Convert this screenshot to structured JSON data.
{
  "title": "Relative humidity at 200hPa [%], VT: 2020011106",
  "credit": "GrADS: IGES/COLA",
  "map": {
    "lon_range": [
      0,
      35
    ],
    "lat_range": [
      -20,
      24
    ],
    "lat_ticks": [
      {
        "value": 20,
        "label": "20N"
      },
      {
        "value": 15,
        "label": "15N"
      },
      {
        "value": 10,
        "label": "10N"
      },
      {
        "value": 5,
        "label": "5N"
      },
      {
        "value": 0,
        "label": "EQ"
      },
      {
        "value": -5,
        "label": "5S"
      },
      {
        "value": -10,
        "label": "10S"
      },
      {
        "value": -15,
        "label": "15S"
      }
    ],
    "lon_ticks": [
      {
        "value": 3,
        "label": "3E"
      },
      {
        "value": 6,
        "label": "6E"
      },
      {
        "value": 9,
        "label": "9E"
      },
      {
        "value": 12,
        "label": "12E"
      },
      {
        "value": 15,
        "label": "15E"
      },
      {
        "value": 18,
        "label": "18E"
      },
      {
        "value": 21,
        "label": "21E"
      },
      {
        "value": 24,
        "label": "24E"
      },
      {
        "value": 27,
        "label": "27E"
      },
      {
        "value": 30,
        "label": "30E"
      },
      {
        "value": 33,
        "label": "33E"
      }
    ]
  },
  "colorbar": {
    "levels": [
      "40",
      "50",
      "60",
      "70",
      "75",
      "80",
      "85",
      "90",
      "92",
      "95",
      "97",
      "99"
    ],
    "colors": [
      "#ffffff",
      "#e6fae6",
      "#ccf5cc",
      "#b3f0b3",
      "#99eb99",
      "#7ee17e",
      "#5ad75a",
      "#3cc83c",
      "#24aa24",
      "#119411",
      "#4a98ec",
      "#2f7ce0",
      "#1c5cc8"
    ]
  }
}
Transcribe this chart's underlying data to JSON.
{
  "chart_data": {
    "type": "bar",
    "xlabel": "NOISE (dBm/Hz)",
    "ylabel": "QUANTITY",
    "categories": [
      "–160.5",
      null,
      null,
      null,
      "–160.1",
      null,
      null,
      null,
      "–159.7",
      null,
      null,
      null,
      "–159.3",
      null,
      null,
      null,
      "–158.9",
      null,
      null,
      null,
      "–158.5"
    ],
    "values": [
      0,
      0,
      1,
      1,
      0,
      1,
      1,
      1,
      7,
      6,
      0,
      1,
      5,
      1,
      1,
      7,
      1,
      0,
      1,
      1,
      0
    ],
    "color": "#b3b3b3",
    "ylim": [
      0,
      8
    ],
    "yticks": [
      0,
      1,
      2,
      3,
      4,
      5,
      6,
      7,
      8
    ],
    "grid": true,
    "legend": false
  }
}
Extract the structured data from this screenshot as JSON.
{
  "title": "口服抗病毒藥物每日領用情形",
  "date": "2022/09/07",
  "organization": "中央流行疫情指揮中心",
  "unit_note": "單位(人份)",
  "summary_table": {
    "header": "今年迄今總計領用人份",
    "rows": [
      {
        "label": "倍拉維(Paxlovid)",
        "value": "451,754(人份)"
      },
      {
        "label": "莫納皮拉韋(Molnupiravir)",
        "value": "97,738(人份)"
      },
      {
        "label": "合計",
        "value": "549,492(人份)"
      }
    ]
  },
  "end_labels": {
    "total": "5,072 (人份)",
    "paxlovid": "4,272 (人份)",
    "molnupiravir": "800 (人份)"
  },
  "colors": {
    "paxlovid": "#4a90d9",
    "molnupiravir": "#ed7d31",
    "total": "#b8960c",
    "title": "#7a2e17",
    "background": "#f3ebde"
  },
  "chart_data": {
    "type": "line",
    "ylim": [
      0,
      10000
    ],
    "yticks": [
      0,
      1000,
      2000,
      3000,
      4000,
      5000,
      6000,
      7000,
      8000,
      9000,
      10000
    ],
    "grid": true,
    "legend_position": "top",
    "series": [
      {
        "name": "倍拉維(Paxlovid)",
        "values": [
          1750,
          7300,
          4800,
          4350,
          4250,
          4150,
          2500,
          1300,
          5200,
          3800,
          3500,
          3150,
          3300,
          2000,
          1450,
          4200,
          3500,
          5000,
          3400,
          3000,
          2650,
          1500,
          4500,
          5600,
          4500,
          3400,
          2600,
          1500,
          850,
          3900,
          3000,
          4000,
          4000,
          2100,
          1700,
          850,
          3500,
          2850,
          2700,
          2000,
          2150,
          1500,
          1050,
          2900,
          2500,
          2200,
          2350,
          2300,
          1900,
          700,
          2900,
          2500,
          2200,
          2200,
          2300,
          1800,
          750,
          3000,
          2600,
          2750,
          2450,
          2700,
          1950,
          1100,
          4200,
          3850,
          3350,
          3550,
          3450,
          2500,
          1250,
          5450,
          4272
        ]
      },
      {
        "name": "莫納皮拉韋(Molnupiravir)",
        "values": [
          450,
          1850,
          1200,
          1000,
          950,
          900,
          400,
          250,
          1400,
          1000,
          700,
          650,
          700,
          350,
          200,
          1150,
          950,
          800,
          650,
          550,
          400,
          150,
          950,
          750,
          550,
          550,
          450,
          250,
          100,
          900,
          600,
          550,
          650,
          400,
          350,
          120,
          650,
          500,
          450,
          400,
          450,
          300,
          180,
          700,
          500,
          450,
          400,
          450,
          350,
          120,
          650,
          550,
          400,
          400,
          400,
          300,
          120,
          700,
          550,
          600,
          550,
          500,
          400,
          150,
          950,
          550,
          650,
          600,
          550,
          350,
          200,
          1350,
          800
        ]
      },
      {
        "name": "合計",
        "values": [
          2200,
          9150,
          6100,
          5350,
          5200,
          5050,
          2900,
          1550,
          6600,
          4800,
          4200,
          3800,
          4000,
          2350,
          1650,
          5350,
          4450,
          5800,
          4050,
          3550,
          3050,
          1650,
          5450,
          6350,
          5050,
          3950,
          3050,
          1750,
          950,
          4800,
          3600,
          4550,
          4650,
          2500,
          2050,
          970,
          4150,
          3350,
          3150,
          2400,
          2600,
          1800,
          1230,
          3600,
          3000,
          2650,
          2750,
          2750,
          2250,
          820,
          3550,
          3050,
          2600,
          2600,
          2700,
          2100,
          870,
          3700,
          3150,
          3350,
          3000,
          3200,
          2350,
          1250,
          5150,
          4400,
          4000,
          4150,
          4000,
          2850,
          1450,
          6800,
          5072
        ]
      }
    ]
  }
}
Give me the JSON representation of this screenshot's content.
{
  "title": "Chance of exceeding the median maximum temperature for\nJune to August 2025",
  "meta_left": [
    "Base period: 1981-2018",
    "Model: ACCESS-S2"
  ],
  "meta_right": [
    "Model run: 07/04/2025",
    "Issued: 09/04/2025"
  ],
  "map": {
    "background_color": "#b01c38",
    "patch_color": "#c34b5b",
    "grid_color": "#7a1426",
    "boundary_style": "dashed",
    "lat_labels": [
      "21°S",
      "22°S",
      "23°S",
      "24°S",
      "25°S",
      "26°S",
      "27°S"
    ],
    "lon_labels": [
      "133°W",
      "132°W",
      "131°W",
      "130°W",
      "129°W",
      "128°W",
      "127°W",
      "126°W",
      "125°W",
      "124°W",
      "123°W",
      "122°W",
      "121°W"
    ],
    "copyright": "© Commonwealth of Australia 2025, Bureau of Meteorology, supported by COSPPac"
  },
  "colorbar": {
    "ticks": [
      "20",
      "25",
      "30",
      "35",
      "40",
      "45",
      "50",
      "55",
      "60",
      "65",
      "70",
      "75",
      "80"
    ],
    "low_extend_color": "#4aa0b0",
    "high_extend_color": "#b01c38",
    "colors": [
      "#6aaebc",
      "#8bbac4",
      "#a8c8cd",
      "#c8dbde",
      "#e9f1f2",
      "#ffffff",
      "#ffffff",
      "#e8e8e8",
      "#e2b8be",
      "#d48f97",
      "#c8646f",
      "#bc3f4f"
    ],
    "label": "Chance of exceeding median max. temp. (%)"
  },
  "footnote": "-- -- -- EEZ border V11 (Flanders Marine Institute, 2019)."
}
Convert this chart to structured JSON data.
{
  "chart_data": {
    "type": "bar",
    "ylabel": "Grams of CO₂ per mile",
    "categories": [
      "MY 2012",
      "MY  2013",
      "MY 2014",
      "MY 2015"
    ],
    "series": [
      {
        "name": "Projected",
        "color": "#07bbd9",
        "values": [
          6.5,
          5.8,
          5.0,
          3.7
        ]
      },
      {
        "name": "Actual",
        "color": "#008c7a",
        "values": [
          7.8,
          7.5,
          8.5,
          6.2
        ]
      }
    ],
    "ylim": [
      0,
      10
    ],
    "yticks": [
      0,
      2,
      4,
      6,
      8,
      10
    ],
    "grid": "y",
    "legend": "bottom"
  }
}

______

Brief: Every line from the one containing "Convert this chart to structured JSON data." through the end of the data must be repeated exactly, and no other line.

Written solution:
Convert this chart to structured JSON data.
{
  "chart_data": {
    "type": "bar",
    "ylabel": "Grams of CO₂ per mile",
    "categories": [
      "MY 2012",
      "MY  2013",
      "MY 2014",
      "MY 2015"
    ],
    "series": [
      {
        "name": "Projected",
        "color": "#07bbd9",
        "values": [
          6.5,
          5.8,
          5.0,
          3.7
        ]
      },
      {
        "name": "Actual",
        "color": "#008c7a",
        "values": [
          7.8,
          7.5,
          8.5,
          6.2
        ]
      }
    ],
    "ylim": [
      0,
      10
    ],
    "yticks": [
      0,
      2,
      4,
      6,
      8,
      10
    ],
    "grid": "y",
    "legend": "bottom"
  }
}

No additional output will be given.